───── Data to process ─────

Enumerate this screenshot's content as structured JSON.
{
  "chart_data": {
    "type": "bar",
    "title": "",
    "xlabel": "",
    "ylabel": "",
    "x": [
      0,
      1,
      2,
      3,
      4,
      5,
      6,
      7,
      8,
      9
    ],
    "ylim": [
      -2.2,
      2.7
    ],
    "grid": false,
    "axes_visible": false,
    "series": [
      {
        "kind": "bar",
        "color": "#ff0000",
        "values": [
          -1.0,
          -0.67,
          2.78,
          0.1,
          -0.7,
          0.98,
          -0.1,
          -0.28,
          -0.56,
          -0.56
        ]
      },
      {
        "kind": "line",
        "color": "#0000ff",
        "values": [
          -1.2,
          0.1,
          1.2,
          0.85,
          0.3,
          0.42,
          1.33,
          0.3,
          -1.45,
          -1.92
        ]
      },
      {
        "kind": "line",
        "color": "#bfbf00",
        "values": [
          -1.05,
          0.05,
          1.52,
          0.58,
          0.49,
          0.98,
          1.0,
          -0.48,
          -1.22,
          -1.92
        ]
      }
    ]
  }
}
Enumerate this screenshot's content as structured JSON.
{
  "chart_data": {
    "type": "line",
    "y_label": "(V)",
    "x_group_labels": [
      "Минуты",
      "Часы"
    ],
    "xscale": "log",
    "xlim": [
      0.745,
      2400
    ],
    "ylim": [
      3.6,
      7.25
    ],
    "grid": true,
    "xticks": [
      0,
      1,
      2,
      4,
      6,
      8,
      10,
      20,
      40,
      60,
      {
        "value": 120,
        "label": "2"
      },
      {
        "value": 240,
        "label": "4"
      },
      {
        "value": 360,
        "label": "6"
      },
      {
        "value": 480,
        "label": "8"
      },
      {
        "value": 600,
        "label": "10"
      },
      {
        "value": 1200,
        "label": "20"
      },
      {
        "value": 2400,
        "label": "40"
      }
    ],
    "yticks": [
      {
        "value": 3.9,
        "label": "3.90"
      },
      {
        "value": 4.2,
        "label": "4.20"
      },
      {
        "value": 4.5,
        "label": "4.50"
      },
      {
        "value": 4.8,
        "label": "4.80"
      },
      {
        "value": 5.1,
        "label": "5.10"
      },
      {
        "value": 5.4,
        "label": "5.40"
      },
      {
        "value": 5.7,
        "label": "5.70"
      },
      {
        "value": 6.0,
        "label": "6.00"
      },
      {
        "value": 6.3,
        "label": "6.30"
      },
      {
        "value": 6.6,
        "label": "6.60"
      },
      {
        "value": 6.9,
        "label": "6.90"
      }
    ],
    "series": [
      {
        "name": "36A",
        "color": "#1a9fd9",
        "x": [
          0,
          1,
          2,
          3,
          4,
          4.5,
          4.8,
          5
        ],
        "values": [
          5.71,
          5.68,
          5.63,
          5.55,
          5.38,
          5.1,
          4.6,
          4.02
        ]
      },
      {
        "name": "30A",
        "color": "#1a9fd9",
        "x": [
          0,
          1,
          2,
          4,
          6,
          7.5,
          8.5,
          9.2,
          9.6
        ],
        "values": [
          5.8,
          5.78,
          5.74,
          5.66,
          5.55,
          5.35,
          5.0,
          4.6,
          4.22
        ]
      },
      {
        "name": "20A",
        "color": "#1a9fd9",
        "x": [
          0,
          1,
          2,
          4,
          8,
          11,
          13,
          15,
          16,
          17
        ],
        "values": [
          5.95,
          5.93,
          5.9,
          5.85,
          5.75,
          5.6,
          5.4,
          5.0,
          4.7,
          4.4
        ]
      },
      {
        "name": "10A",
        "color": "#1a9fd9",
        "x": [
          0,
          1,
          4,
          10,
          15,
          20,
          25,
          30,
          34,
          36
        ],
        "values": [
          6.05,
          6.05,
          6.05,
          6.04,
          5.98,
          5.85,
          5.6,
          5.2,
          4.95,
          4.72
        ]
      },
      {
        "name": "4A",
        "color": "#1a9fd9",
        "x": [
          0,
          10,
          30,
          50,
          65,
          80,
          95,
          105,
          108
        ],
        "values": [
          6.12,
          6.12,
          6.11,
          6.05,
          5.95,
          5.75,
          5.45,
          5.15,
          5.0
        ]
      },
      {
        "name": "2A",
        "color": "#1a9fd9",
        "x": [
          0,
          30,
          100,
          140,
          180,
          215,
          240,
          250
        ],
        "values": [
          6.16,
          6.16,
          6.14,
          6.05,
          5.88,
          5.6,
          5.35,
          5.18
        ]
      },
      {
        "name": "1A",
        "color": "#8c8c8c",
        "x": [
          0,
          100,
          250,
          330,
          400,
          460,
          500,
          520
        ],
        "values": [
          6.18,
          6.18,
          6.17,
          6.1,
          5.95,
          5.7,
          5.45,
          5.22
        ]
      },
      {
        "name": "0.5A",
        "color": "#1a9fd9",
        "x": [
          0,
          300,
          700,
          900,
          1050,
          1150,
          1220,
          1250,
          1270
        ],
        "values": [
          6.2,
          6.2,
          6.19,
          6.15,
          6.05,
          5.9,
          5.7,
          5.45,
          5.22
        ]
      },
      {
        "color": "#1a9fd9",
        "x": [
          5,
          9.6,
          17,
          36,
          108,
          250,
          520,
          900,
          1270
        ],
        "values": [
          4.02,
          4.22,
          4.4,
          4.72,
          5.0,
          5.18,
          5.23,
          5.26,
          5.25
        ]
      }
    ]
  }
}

─────

Instructions to follow:
Quote the listing in full, please, keeping every line exact.

Full response:
Enumerate this screenshot's content as structured JSON.
{
  "chart_data": {
    "type": "bar",
    "title": "",
    "xlabel": "",
    "ylabel": "",
    "x": [
      0,
      1,
      2,
      3,
      4,
      5,
      6,
      7,
      8,
      9
    ],
    "ylim": [
      -2.2,
      2.7
    ],
    "grid": false,
    "axes_visible": false,
    "series": [
      {
        "kind": "bar",
        "color": "#ff0000",
        "values": [
          -1.0,
          -0.67,
          2.78,
          0.1,
          -0.7,
          0.98,
          -0.1,
          -0.28,
          -0.56,
          -0.56
        ]
      },
      {
        "kind": "line",
        "color": "#0000ff",
        "values": [
          -1.2,
          0.1,
          1.2,
          0.85,
          0.3,
          0.42,
          1.33,
          0.3,
          -1.45,
          -1.92
        ]
      },
      {
        "kind": "line",
        "color": "#bfbf00",
        "values": [
          -1.05,
          0.05,
          1.52,
          0.58,
          0.49,
          0.98,
          1.0,
          -0.48,
          -1.22,
          -1.92
        ]
      }
    ]
  }
}
Enumerate this screenshot's content as structured JSON.
{
  "chart_data": {
    "type": "line",
    "y_label": "(V)",
    "x_group_labels": [
      "Минуты",
      "Часы"
    ],
    "xscale": "log",
    "xlim": [
      0.745,
      2400
    ],
    "ylim": [
      3.6,
      7.25
    ],
    "grid": true,
    "xticks": [
      0,
      1,
      2,
      4,
      6,
      8,
      10,
      20,
      40,
      60,
      {
        "value": 120,
        "label": "2"
      },
      {
        "value": 240,
        "label": "4"
      },
      {
        "value": 360,
        "label": "6"
      },
      {
        "value": 480,
        "label": "8"
      },
      {
        "value": 600,
        "label": "10"
      },
      {
        "value": 1200,
        "label": "20"
      },
      {
        "value": 2400,
        "label": "40"
      }
    ],
    "yticks": [
      {
        "value": 3.9,
        "label": "3.90"
      },
      {
        "value": 4.2,
        "label": "4.20"
      },
      {
        "value": 4.5,
        "label": "4.50"
      },
      {
        "value": 4.8,
        "label": "4.80"
      },
      {
        "value": 5.1,
        "label": "5.10"
      },
      {
        "value": 5.4,
        "label": "5.40"
      },
      {
        "value": 5.7,
        "label": "5.70"
      },
      {
        "value": 6.0,
        "label": "6.00"
      },
      {
        "value": 6.3,
        "label": "6.30"
      },
      {
        "value": 6.6,
        "label": "6.60"
      },
      {
        "value": 6.9,
        "label": "6.90"
      }
    ],
    "series": [
      {
        "name": "36A",
        "color": "#1a9fd9",
        "x": [
          0,
          1,
          2,
          3,
          4,
          4.5,
          4.8,
          5
        ],
        "values": [
          5.71,
          5.68,
          5.63,
          5.55,
          5.38,
          5.1,
          4.6,
          4.02
        ]
      },
      {
        "name": "30A",
        "color": "#1a9fd9",
        "x": [
          0,
          1,
          2,
          4,
          6,
          7.5,
          8.5,
          9.2,
          9.6
        ],
        "values": [
          5.8,
          5.78,
          5.74,
          5.66,
          5.55,
          5.35,
          5.0,
          4.6,
          4.22
        ]
      },
      {
        "name": "20A",
        "color": "#1a9fd9",
        "x": [
          0,
          1,
          2,
          4,
          8,
          11,
          13,
          15,
          16,
          17
        ],
        "values": [
          5.95,
          5.93,
          5.9,
          5.85,
          5.75,
          5.6,
          5.4,
          5.0,
          4.7,
          4.4
        ]
      },
      {
        "name": "10A",
        "color": "#1a9fd9",
        "x": [
          0,
          1,
          4,
          10,
          15,
          20,
          25,
          30,
          34,
          36
        ],
        "values": [
          6.05,
          6.05,
          6.05,
          6.04,
          5.98,
          5.85,
          5.6,
          5.2,
          4.95,
          4.72
        ]
      },
      {
        "name": "4A",
        "color": "#1a9fd9",
        "x": [
          0,
          10,
          30,
          50,
          65,
          80,
          95,
          105,
          108
        ],
        "values": [
          6.12,
          6.12,
          6.11,
          6.05,
          5.95,
          5.75,
          5.45,
          5.15,
          5.0
        ]
      },
      {
        "name": "2A",
        "color": "#1a9fd9",
        "x": [
          0,
          30,
          100,
          140,
          180,
          215,
          240,
          250
        ],
        "values": [
          6.16,
          6.16,
          6.14,
          6.05,
          5.88,
          5.6,
          5.35,
          5.18
        ]
      },
      {
        "name": "1A",
        "color": "#8c8c8c",
        "x": [
          0,
          100,
          250,
          330,
          400,
          460,
          500,
          520
        ],
        "values": [
          6.18,
          6.18,
          6.17,
          6.1,
          5.95,
          5.7,
          5.45,
          5.22
        ]
      },
      {
        "name": "0.5A",
        "color": "#1a9fd9",
        "x": [
          0,
          300,
          700,
          900,
          1050,
          1150,
          1220,
          1250,
          1270
        ],
        "values": [
          6.2,
          6.2,
          6.19,
          6.15,
          6.05,
          5.9,
          5.7,
          5.45,
          5.22
        ]
      },
      {
        "color": "#1a9fd9",
        "x": [
          5,
          9.6,
          17,
          36,
          108,
          250,
          520,
          900,
          1270
        ],
        "values": [
          4.02,
          4.22,
          4.4,
          4.72,
          5.0,
          5.18,
          5.23,
          5.26,
          5.25
        ]
      }
    ]
  }
}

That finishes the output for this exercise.